> **WHAT IS REQUIRED**
Can the data below be echoed back word for word?

> **INFORMATION SUPPLIED**
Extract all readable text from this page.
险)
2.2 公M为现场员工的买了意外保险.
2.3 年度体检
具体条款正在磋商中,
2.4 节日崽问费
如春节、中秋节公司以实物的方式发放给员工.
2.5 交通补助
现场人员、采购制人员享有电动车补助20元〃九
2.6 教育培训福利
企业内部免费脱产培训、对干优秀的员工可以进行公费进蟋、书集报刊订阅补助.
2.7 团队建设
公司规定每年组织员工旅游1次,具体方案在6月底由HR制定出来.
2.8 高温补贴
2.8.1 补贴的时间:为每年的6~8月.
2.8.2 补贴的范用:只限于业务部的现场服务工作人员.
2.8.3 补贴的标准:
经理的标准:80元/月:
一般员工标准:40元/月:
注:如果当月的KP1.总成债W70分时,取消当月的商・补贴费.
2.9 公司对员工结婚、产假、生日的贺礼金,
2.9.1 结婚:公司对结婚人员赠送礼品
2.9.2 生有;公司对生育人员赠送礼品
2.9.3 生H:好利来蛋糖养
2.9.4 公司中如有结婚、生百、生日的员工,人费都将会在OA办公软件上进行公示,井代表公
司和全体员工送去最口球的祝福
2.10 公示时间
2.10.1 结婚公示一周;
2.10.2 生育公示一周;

> **TASK OUTPUT**
Extract all readable text from this page.
险)
2.2 公M为现场员工的买了意外保险.
2.3 年度体检
具体条款正在磋商中,
2.4 节日崽问费
如春节、中秋节公司以实物的方式发放给员工.
2.5 交通补助
现场人员、采购制人员享有电动车补助20元〃九
2.6 教育培训福利
企业内部免费脱产培训、对干优秀的员工可以进行公费进蟋、书集报刊订阅补助.
2.7 团队建设
公司规定每年组织员工旅游1次,具体方案在6月底由HR制定出来.
2.8 高温补贴
2.8.1 补贴的时间:为每年的6~8月.
2.8.2 补贴的范用:只限于业务部的现场服务工作人员.
2.8.3 补贴的标准:
经理的标准:80元/月:
一般员工标准:40元/月:
注:如果当月的KP1.总成债W70分时,取消当月的商・补贴费.
2.9 公司对员工结婚、产假、生日的贺礼金,
2.9.1 结婚:公司对结婚人员赠送礼品
2.9.2 生有;公司对生育人员赠送礼品
2.9.3 生H:好利来蛋糖养
2.9.4 公司中如有结婚、生百、生日的员工,人费都将会在OA办公软件上进行公示,井代表公
司和全体员工送去最口球的祝福
2.10 公示时间
2.10.1 结婚公示一周;
2.10.2 生育公示一周;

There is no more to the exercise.